(Beginning of Text passage)
Entertainment legend, comedian and red-carpet spitfire Joan Rivers has died at 81 after several days on life support at Mount Sinai hospital in New York City.
Rivers was rushed to Mt. Sinai from a Manhattan doctor’s office Aug. 28 when she suffered complications during an outpatient throat surgery. The “Fashion Police” star had stopped breathing during the procedure, according to the New York Fire Department.
Born Joan Alexandra Molinksy in 1933, the Brooklyn native graduated from Barnard College and worked various odd jobs before breaking into show business.
The entertainer has logged a half-century in show business and is known for often-snarky red carpet commentary. She cut her comedy chops in New York City clubs, including The Bitter End and The Gaslight Café, at a time when women weren’t stage regulars.
Her website describes Rivers as “the first woman to break the glass ceiling of Late Night Television,” touting her role as the only permanent guest of The Tonight Show for three years in the early 1960s. She went on to start her own talk show, “That Show With Joan Rivers.” Rivers was a best-selling author and has made countless cameos in television shows and movies.
In 2009, she won the second season of NBC’s The Celebrity Apprentice and was honored by her colleagues in a Comedy Central roast. Most recently, she was the host of “Fashion Police” on E! and was performing stand-up the night before she was hospitalized.
Michael Lucas, who was in the audience for Rivers’ show at New York’s Laurie Beechman Theatre Aug. 27, told CNN that she joked about death. “She said, ‘You know I’m 81 years old, and I could drop dead at any moment and you would be so lucky because you will have a story to tell your friends for the rest of your life,'” Lucas said. “Then she mimicked people talking about what it was like to see her drop dead on stage.”
Rivers was in fine form, he said.
“There was no sign (Wednesday) night that she was declining. Her show was over an hour long and she never stumbled or even paused to catch her breath.”
(End of Text passage)
## Work request
According to the Joan Rivers article, which competition did she win in 2009?
(Beginning of Recorded information)
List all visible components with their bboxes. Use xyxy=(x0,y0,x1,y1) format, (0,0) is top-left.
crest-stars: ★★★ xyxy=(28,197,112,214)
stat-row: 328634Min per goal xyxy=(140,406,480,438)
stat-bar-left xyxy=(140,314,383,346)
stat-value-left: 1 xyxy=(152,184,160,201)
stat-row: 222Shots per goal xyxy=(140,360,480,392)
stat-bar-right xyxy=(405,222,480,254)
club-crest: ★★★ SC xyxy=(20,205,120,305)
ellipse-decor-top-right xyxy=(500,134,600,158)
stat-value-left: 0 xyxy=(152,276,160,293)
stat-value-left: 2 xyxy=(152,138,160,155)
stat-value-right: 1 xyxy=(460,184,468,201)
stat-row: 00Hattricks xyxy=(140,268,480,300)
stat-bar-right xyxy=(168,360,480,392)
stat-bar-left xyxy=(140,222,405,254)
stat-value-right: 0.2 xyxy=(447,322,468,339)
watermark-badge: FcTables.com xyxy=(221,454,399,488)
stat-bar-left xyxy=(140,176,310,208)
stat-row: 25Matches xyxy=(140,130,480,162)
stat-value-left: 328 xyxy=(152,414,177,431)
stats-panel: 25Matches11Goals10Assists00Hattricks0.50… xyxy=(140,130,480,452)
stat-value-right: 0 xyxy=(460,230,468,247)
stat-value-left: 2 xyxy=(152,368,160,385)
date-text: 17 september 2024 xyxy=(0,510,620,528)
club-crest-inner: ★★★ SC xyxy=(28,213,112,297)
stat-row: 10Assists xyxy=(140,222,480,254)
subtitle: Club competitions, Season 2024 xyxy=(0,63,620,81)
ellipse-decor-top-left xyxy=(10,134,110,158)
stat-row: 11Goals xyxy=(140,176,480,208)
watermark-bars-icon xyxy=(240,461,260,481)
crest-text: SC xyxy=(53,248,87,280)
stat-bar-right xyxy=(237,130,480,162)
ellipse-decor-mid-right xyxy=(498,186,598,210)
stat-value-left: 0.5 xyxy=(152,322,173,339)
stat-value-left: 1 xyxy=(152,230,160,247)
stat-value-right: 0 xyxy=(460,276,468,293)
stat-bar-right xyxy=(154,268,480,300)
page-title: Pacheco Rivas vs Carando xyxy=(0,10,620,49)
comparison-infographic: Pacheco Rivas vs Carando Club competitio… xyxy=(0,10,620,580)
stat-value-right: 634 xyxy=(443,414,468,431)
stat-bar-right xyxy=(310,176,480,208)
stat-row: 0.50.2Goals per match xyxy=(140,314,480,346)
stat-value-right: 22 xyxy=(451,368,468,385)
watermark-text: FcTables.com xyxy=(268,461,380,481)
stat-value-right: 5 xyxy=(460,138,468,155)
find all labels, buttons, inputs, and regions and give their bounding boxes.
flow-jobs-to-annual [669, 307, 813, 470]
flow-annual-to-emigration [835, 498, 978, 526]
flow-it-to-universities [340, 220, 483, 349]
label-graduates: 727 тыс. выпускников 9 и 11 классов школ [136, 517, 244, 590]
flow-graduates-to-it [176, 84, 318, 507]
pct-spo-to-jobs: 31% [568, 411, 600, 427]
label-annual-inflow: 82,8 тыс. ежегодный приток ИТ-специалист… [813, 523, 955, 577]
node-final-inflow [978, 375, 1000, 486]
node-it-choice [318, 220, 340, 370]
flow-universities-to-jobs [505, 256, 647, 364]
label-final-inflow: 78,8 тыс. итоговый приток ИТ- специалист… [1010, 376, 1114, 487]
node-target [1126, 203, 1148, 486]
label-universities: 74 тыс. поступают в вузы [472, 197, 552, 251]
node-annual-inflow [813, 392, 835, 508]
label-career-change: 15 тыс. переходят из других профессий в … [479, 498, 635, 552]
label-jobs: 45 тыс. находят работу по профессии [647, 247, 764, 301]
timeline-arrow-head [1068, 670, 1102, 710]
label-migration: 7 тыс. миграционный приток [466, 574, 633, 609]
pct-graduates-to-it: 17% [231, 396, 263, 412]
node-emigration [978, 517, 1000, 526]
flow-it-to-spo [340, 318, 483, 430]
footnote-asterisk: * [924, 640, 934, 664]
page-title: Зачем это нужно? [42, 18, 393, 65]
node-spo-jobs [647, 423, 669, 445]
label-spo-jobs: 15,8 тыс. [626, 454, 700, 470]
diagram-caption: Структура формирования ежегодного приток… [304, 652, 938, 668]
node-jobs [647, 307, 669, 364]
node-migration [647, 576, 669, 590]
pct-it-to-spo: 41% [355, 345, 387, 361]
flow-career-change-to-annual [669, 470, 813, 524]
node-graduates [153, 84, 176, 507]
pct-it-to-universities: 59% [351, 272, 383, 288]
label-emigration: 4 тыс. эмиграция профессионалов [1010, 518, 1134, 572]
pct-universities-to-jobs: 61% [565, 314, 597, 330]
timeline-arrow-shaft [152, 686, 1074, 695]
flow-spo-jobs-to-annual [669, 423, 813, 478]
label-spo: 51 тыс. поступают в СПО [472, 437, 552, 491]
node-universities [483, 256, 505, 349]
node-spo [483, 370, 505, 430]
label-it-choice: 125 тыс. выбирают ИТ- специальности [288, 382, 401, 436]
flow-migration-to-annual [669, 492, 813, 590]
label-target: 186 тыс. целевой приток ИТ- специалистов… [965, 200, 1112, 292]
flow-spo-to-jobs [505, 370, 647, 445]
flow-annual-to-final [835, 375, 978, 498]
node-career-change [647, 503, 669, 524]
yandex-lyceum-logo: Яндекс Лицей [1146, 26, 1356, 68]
(End of Recorded information)
## Exercise solution
The second season of NBC's The Celebrity Apprentice.